Challenge: How many lines of the records hold the string "OLUWAJOBA"? Reply with the number alone.
#### Material for the task ####
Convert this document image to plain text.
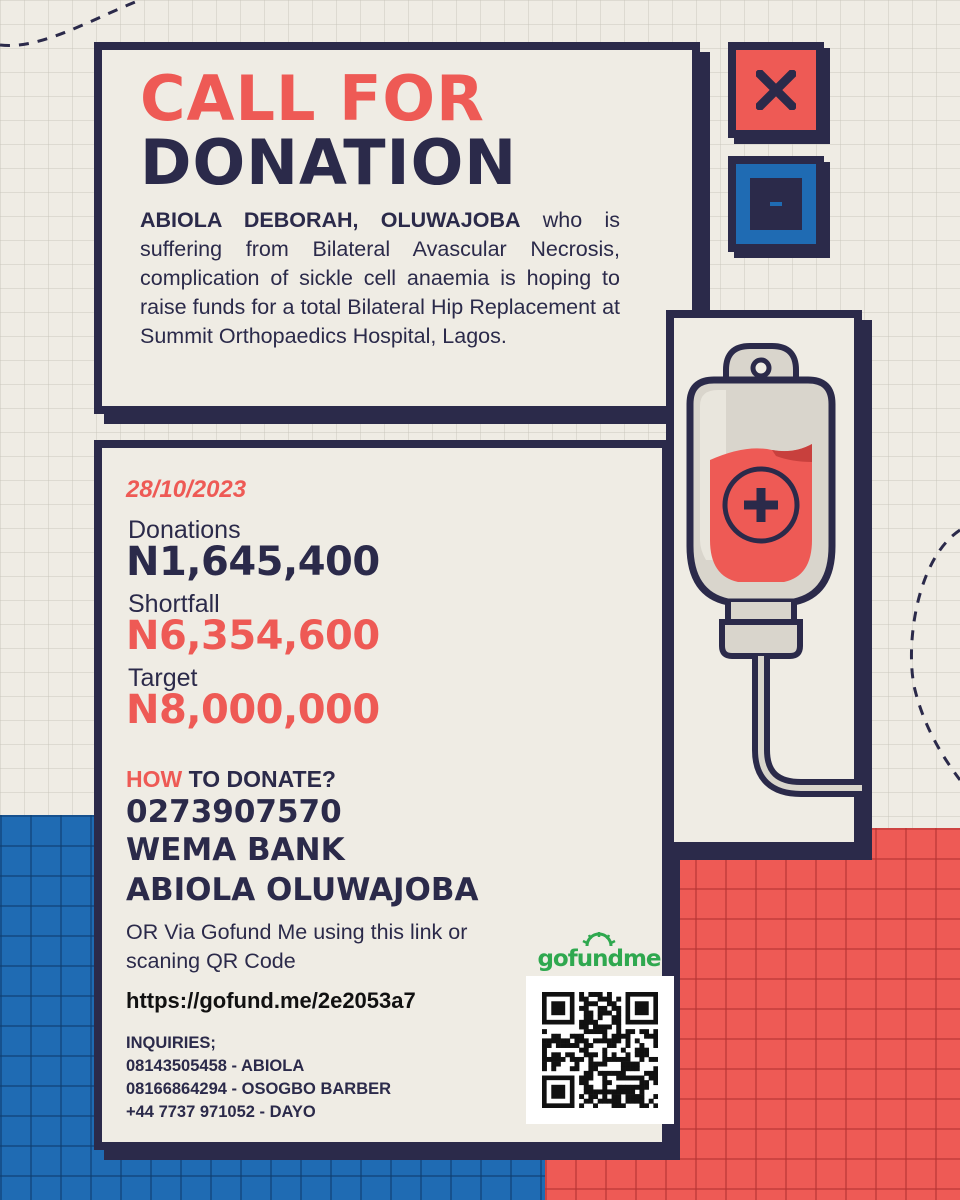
CALL FOR
DONATION
ABIOLA DEBORAH, OLUWAJOBA who is suffering from Bilateral Avascular Necrosis, complication of sickle cell anaemia is hoping to raise funds for a total Bilateral Hip Replacement at Summit Orthopaedics Hospital, Lagos.
28/10/2023
Donations
N1,645,400
Shortfall
N6,354,600
Target
N8,000,000
HOW TO DONATE?
0273907570
WEMA BANK
ABIOLA OLUWAJOBA
OR Via Gofund Me using this link or scaning QR Code
https://gofund.me/2e2053a7
INQUIRIES;
08143505458 - ABIOLA
08166864294 - OSOGBO BARBER
+44 7737 971052 - DAYO
gofundme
####
Result of the task: 2